ASSIGNMENT:
Each line below must be printed again exactly.
━━━ AVAILABLE DATA ━━━
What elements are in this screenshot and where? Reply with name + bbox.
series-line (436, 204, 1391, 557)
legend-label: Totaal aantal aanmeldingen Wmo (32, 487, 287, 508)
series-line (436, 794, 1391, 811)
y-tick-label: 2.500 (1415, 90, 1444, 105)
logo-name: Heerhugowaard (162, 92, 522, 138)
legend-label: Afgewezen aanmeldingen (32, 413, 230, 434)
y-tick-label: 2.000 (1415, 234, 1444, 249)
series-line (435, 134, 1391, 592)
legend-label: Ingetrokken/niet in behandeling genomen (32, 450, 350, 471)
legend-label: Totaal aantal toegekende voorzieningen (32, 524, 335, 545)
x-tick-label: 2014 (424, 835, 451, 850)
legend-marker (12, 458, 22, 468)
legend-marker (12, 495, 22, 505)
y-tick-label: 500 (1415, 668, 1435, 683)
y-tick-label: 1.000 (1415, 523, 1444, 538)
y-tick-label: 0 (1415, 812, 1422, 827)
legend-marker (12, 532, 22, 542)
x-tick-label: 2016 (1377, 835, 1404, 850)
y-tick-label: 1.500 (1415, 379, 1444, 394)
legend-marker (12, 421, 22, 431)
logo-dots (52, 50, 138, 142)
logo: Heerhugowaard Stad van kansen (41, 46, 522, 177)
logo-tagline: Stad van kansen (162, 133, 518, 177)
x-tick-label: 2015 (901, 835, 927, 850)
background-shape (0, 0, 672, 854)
━━━
ANSWER SECTION:
What elements are in this screenshot and where? Reply with name + bbox.
series-line (436, 204, 1391, 557)
legend-label: Totaal aantal aanmeldingen Wmo (32, 487, 287, 508)
series-line (436, 794, 1391, 811)
y-tick-label: 2.500 (1415, 90, 1444, 105)
logo-name: Heerhugowaard (162, 92, 522, 138)
legend-label: Afgewezen aanmeldingen (32, 413, 230, 434)
y-tick-label: 2.000 (1415, 234, 1444, 249)
series-line (435, 134, 1391, 592)
legend-label: Ingetrokken/niet in behandeling genomen (32, 450, 350, 471)
legend-label: Totaal aantal toegekende voorzieningen (32, 524, 335, 545)
x-tick-label: 2014 (424, 835, 451, 850)
legend-marker (12, 458, 22, 468)
legend-marker (12, 495, 22, 505)
y-tick-label: 500 (1415, 668, 1435, 683)
y-tick-label: 1.000 (1415, 523, 1444, 538)
y-tick-label: 0 (1415, 812, 1422, 827)
legend-marker (12, 532, 22, 542)
x-tick-label: 2016 (1377, 835, 1404, 850)
y-tick-label: 1.500 (1415, 379, 1444, 394)
legend-marker (12, 421, 22, 431)
logo-dots (52, 50, 138, 142)
logo: Heerhugowaard Stad van kansen (41, 46, 522, 177)
logo-tagline: Stad van kansen (162, 133, 518, 177)
x-tick-label: 2015 (901, 835, 927, 850)
background-shape (0, 0, 672, 854)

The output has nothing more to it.